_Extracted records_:
========================================
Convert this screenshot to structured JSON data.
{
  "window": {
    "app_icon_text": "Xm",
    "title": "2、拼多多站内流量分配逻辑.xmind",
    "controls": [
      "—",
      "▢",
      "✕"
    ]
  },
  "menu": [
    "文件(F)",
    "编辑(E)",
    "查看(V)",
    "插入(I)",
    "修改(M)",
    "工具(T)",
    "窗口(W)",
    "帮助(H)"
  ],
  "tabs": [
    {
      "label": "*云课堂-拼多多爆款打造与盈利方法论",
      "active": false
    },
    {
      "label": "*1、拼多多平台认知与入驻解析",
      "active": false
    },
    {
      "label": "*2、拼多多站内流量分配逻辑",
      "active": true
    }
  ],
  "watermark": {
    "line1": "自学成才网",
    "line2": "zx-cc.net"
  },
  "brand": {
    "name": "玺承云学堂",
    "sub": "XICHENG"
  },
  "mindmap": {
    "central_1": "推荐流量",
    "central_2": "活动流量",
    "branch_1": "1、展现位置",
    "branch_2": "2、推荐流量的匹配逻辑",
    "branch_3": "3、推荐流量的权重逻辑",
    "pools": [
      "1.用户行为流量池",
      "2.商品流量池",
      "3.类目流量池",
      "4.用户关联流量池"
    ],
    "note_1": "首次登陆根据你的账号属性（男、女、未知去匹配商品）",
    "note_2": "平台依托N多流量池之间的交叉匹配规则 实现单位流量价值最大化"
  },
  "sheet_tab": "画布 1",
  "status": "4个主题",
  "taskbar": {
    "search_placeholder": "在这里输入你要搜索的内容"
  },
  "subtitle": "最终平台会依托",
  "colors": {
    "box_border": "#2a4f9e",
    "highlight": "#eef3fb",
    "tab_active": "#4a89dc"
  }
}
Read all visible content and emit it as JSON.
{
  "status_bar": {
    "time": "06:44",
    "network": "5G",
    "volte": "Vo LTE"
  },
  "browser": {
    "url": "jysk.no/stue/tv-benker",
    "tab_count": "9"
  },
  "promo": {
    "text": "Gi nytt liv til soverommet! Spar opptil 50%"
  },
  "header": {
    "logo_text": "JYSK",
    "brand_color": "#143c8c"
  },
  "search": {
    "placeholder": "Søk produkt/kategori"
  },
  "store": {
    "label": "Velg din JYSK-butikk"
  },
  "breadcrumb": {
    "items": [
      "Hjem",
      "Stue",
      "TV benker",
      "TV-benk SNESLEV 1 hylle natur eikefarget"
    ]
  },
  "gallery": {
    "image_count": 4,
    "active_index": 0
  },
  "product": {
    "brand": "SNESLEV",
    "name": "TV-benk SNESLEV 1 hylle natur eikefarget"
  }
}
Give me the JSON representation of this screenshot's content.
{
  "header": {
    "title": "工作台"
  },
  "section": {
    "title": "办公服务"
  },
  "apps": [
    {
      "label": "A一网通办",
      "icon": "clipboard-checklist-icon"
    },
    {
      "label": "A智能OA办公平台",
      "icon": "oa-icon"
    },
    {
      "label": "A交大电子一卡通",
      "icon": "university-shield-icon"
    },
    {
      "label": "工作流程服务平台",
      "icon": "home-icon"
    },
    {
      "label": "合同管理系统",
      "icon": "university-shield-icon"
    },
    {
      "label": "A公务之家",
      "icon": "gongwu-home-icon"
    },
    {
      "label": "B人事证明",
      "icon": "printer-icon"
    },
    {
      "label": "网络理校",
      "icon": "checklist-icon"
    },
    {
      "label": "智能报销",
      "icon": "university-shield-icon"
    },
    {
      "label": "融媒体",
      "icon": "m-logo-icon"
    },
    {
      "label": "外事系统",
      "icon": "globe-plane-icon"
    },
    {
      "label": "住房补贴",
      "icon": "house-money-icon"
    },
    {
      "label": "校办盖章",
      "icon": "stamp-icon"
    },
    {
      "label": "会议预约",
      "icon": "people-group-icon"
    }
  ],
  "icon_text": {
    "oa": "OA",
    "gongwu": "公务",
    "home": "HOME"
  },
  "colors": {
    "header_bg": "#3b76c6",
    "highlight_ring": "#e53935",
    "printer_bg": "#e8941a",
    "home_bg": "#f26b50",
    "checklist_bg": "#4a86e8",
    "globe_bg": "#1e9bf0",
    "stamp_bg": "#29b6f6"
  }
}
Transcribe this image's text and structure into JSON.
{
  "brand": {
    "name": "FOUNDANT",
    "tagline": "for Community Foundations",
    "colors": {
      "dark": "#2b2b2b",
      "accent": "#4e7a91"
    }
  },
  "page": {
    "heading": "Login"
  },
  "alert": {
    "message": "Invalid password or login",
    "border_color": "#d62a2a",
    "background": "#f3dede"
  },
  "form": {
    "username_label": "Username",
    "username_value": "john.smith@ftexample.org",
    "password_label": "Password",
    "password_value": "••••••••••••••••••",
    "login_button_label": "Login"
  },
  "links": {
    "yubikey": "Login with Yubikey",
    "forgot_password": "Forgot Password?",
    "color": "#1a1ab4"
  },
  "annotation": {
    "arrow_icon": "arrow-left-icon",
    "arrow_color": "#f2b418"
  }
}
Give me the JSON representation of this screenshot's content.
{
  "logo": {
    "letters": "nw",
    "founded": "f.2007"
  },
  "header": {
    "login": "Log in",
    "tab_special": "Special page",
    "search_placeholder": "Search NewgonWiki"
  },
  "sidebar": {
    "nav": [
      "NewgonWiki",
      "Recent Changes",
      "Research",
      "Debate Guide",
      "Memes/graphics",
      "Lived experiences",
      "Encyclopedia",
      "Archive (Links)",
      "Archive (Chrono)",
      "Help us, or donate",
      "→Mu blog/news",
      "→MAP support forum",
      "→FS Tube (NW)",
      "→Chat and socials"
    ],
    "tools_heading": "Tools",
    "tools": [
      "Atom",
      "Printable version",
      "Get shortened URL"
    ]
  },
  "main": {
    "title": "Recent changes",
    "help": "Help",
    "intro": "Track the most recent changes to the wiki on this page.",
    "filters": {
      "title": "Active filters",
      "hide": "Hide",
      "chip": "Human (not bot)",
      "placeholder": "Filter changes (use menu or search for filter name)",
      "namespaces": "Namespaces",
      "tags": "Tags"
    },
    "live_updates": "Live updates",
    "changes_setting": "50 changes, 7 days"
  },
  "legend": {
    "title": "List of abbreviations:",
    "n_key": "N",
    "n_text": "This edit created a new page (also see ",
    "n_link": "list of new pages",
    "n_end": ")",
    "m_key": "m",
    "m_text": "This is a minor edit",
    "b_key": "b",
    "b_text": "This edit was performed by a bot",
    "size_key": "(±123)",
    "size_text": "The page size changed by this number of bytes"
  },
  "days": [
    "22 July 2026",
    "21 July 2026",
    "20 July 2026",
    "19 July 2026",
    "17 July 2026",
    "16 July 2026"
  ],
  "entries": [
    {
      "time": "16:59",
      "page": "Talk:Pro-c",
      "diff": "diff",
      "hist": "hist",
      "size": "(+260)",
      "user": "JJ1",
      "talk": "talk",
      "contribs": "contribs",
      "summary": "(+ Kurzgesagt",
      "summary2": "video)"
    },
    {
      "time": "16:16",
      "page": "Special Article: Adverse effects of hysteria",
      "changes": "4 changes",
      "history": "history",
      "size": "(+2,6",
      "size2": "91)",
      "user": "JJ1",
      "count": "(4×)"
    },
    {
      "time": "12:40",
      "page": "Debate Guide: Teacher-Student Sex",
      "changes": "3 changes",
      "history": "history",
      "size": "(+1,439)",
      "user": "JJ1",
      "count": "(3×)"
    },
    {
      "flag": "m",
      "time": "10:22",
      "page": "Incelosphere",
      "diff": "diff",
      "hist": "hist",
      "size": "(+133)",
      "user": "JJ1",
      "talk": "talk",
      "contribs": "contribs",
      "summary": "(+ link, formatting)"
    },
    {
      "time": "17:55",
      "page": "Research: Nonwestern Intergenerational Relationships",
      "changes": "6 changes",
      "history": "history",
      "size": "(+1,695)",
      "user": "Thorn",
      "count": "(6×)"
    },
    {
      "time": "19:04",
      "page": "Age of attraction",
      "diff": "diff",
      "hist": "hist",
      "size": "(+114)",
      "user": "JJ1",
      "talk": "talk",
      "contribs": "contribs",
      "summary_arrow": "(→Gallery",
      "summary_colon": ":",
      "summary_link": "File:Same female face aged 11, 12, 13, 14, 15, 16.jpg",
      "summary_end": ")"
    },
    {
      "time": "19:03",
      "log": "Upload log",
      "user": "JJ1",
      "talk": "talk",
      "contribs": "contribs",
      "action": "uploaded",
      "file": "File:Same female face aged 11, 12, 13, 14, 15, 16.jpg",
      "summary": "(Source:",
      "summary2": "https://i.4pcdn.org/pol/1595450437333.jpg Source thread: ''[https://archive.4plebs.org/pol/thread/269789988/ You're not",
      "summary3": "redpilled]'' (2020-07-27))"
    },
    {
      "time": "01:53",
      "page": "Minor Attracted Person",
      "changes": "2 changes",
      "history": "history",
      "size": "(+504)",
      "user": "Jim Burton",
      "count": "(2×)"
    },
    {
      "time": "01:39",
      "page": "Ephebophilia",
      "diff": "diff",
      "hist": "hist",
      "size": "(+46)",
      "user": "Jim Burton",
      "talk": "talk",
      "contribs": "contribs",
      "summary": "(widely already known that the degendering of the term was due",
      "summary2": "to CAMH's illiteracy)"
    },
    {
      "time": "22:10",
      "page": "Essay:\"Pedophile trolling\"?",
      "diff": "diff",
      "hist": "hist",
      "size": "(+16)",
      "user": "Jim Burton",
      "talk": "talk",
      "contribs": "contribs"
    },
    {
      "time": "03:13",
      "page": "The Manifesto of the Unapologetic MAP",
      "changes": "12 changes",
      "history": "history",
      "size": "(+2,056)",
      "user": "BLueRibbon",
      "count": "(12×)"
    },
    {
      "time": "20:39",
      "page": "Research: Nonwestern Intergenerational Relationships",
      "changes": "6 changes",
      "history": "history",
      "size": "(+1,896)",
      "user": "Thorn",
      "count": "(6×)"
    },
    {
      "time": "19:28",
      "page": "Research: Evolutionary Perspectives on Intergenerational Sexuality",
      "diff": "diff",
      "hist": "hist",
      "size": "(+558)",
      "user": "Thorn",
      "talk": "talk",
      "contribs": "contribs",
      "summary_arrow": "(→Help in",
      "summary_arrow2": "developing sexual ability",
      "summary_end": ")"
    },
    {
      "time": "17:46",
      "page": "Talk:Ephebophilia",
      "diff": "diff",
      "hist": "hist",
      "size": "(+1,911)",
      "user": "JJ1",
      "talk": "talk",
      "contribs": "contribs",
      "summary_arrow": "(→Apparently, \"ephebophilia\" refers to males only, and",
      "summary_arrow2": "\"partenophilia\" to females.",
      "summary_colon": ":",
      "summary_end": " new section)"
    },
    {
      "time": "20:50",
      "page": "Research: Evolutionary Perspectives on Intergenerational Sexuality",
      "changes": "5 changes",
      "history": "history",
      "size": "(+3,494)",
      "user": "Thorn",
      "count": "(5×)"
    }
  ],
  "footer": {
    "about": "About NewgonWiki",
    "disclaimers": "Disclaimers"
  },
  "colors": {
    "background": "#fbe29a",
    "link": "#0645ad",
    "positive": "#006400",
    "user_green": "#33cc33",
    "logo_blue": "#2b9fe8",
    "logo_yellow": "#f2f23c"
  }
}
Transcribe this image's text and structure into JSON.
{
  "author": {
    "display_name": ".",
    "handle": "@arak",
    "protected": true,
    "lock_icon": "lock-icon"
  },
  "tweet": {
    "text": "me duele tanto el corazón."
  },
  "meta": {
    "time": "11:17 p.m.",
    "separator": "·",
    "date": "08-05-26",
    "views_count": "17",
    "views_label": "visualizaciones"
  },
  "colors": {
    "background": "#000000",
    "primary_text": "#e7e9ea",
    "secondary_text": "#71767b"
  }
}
========================================
_Do this_:
Gather every line from the listing above in which the word "edit" appears.

_Response below_:
    "n_text": "This edit created a new page (also see ",
    "m_text": "This is a minor edit",
    "b_text": "This edit was performed by a bot",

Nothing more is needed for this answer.